▸ **EXERCISE**
Reproduce the material from its first line through the line containing "- wire-inv-to-ref: [79, 1674, 318, 1867]", changing "bounding boxes" to "box coordinates" and leaving everything else as it stands.

==============================

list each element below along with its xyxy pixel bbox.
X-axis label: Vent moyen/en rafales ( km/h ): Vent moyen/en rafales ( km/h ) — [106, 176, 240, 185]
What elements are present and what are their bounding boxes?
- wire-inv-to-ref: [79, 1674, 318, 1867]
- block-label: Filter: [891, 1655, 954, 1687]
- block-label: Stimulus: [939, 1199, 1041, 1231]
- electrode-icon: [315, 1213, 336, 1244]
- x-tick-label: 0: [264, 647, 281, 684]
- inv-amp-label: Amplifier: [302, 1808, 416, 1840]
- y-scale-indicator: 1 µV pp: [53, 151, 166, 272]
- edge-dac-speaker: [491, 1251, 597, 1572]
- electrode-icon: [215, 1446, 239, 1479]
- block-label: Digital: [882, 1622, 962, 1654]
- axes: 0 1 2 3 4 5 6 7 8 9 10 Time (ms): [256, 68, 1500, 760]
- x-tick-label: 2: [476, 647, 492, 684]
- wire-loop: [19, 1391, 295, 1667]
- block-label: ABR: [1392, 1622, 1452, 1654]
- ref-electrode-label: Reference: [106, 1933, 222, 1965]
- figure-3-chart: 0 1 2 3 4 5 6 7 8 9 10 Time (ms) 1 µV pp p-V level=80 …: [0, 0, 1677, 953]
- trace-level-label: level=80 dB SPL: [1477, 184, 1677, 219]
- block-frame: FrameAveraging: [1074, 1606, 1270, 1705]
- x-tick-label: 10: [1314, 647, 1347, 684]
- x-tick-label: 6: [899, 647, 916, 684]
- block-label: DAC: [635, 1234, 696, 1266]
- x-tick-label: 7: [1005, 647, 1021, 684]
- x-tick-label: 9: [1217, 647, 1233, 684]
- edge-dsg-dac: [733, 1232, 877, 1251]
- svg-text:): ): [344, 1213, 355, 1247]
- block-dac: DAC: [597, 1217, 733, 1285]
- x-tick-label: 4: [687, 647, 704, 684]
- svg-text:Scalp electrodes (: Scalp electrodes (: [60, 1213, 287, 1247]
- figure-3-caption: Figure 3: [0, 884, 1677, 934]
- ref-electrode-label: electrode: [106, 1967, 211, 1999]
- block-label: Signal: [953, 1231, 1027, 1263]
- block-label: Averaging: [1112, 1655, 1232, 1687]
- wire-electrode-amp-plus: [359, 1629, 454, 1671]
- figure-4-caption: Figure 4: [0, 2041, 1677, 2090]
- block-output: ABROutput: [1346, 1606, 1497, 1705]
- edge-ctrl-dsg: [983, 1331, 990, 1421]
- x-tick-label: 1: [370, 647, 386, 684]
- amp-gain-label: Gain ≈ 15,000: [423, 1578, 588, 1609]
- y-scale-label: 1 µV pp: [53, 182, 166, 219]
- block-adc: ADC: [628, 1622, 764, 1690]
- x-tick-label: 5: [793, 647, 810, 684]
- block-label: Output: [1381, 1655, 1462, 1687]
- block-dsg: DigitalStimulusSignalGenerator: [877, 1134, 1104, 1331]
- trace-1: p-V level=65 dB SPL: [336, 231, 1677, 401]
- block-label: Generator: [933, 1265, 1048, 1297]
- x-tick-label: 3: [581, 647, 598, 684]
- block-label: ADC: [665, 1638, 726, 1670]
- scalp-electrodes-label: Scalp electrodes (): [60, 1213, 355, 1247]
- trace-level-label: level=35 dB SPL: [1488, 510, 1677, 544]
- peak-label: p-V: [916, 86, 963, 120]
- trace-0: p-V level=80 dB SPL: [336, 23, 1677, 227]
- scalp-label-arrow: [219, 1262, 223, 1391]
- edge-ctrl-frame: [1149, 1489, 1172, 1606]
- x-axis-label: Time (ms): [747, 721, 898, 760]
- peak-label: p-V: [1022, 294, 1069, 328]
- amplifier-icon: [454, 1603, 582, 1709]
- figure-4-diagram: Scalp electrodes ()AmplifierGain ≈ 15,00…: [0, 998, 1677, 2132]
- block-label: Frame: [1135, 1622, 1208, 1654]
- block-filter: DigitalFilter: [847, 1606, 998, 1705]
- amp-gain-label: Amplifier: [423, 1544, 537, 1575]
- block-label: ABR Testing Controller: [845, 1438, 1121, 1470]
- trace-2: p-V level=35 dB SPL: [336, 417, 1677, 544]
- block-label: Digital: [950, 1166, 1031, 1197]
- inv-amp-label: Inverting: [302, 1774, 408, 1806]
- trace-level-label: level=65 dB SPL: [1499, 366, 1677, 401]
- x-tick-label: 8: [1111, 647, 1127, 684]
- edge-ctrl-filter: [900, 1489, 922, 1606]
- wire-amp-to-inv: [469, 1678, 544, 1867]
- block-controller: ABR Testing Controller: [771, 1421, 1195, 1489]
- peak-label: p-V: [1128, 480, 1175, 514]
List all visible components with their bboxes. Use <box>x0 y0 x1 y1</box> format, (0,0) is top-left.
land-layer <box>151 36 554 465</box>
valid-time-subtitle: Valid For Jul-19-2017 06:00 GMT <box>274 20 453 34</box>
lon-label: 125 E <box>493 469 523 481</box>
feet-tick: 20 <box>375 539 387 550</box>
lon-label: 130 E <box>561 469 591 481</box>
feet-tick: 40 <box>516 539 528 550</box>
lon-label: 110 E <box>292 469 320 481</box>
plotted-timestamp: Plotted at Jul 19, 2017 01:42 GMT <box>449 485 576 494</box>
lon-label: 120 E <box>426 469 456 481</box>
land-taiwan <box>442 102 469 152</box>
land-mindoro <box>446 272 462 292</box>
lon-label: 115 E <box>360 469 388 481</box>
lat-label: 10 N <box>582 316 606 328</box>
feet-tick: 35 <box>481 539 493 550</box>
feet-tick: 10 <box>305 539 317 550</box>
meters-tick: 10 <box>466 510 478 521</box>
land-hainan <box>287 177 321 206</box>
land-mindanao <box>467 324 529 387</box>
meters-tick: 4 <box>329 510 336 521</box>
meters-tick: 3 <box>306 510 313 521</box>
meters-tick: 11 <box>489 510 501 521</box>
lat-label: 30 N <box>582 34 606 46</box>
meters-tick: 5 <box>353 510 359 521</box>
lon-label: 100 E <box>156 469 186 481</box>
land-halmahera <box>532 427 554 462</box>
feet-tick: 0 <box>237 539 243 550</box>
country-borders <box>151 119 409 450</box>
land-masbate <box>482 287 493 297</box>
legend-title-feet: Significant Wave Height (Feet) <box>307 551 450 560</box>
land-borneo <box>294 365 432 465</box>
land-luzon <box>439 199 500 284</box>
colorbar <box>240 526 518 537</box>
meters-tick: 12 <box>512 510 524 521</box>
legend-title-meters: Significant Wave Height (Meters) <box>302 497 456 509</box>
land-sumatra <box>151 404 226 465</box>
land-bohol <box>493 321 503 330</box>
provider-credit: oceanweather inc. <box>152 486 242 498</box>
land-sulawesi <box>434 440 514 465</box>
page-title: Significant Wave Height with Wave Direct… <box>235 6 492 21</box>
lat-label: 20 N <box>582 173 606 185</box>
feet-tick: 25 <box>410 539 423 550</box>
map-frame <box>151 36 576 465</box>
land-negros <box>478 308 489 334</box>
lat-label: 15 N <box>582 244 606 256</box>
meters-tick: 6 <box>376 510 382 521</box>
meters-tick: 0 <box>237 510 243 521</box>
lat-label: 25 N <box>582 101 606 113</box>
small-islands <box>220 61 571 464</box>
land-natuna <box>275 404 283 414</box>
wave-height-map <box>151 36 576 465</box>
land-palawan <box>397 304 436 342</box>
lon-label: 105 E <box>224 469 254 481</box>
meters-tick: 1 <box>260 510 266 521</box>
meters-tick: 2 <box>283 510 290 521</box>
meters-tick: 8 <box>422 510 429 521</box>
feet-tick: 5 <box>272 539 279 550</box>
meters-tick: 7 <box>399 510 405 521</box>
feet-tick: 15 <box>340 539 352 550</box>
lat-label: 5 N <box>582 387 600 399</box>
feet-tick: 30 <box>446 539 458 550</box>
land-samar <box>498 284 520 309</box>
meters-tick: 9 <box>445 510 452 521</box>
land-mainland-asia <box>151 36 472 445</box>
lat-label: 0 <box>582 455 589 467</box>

==============================

▸ **TASK OUTPUT**
list each element below along with its xyxy pixel bbox.
X-axis label: Vent moyen/en rafales ( km/h ): Vent moyen/en rafales ( km/h ) — [106, 176, 240, 185]
What elements are present and what are their box coordinates?
- wire-inv-to-ref: [79, 1674, 318, 1867]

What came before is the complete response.